◆ Excerpt
However, there are the following challenges:

1. Each lruvec has between MIN_NR_GENS and MAX_NR_GENS generations, the
    number of generations of the parent and child memcg may be different,
    so we cannot simply transfer MGLRU folios in the child memcg to the
    parent memcg as we did for traditional LRU folios.
2. The generation information is stored in folio->flags, but we cannot
    traverse these folios while holding the lru lock, otherwise it may
    cause softlockup.
3. In walk_update_folio(), the gen of folio and corresponding lru size
    may be updated, but the folio is not immediately moved to the
    corresponding lru list. Therefore, there may be folios of different
    generations on an LRU list.
4. In lru_gen_del_folio(), the generation to which the folio belongs is
    found based on the generation information in folio->flags, and the
    corresponding LRU size will be updated. Therefore, we need to update
    the lru size correctly during reparenting, otherwise the lru size may
    be updated incorrectly in lru_gen_del_folio().

◆ Given request 1
Retype the part of the MGLRU excerpt that runs from "3. In walk_update_folio(), the" down to "incorrectly in lru_gen_del_folio().", word for word.
The listing below has no connection to the MGLRU excerpt.

◆ Records supplied
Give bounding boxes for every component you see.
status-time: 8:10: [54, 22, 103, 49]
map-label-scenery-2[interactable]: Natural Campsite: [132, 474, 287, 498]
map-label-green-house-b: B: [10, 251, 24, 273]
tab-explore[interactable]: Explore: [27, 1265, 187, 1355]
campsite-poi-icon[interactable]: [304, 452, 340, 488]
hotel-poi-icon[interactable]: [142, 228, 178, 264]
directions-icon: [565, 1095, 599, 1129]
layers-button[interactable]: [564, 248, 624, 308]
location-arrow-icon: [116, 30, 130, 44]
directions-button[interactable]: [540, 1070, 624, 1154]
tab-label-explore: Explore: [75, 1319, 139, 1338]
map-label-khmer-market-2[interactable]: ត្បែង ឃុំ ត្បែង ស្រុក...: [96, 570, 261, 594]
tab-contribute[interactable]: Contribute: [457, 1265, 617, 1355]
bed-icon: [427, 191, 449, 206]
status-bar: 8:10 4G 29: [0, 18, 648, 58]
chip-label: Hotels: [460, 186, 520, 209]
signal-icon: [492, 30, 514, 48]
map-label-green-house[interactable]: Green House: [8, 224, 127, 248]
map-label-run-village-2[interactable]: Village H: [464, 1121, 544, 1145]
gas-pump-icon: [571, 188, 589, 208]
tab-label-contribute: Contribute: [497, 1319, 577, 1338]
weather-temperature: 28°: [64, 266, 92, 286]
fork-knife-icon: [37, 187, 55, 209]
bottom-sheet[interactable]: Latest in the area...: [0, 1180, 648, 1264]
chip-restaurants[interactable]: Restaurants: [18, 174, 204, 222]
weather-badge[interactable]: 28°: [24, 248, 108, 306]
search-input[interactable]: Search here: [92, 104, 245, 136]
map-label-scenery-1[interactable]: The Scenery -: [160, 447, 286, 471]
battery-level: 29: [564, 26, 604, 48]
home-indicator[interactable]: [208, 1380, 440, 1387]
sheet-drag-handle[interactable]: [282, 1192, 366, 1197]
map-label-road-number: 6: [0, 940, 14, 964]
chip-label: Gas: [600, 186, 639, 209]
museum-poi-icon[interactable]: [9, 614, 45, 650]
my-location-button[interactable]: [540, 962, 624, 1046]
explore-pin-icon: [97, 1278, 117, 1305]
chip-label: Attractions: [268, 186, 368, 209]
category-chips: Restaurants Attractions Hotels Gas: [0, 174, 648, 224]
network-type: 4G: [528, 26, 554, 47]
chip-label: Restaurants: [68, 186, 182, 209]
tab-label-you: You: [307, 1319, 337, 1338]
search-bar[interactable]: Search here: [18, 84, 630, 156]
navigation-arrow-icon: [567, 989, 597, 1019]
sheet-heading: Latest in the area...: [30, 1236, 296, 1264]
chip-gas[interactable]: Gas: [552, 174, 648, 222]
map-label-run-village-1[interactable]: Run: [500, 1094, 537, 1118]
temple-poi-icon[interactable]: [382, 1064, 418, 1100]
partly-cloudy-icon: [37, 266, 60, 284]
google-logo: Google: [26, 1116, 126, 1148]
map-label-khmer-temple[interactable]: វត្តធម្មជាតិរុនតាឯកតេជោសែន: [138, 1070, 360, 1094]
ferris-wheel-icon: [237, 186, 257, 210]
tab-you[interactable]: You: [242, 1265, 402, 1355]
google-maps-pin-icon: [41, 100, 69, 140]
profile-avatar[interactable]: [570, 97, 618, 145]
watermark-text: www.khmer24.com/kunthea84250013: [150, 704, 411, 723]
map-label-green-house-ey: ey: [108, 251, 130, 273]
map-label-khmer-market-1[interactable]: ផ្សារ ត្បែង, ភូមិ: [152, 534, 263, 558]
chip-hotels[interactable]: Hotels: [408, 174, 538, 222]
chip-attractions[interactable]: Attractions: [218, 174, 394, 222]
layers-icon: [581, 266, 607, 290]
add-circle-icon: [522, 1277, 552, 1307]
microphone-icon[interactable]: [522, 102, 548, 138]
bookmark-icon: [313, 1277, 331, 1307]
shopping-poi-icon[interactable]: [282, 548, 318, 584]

◆ Given request 2
Echo the listing verbatim, from its first line down to and including the line that contains "status-bar: 8:10 4G 29: [0, 18, 648, 58]".

◆ Result 1
3. In walk_update_folio(), the gen of folio and corresponding lru size
    may be updated, but the folio is not immediately moved to the
    corresponding lru list. Therefore, there may be folios of different
    generations on an LRU list.
4. In lru_gen_del_folio(), the generation to which the folio belongs is
    found based on the generation information in folio->flags, and the
    corresponding LRU size will be updated. Therefore, we need to update
    the lru size correctly during reparenting, otherwise the lru size may
    be updated incorrectly in lru_gen_del_folio().

◆ Result 2
Give bounding boxes for every component you see.
status-time: 8:10: [54, 22, 103, 49]
map-label-scenery-2[interactable]: Natural Campsite: [132, 474, 287, 498]
map-label-green-house-b: B: [10, 251, 24, 273]
tab-explore[interactable]: Explore: [27, 1265, 187, 1355]
campsite-poi-icon[interactable]: [304, 452, 340, 488]
hotel-poi-icon[interactable]: [142, 228, 178, 264]
directions-icon: [565, 1095, 599, 1129]
layers-button[interactable]: [564, 248, 624, 308]
location-arrow-icon: [116, 30, 130, 44]
directions-button[interactable]: [540, 1070, 624, 1154]
tab-label-explore: Explore: [75, 1319, 139, 1338]
map-label-khmer-market-2[interactable]: ត្បែង ឃុំ ត្បែង ស្រុក...: [96, 570, 261, 594]
tab-contribute[interactable]: Contribute: [457, 1265, 617, 1355]
bed-icon: [427, 191, 449, 206]
status-bar: 8:10 4G 29: [0, 18, 648, 58]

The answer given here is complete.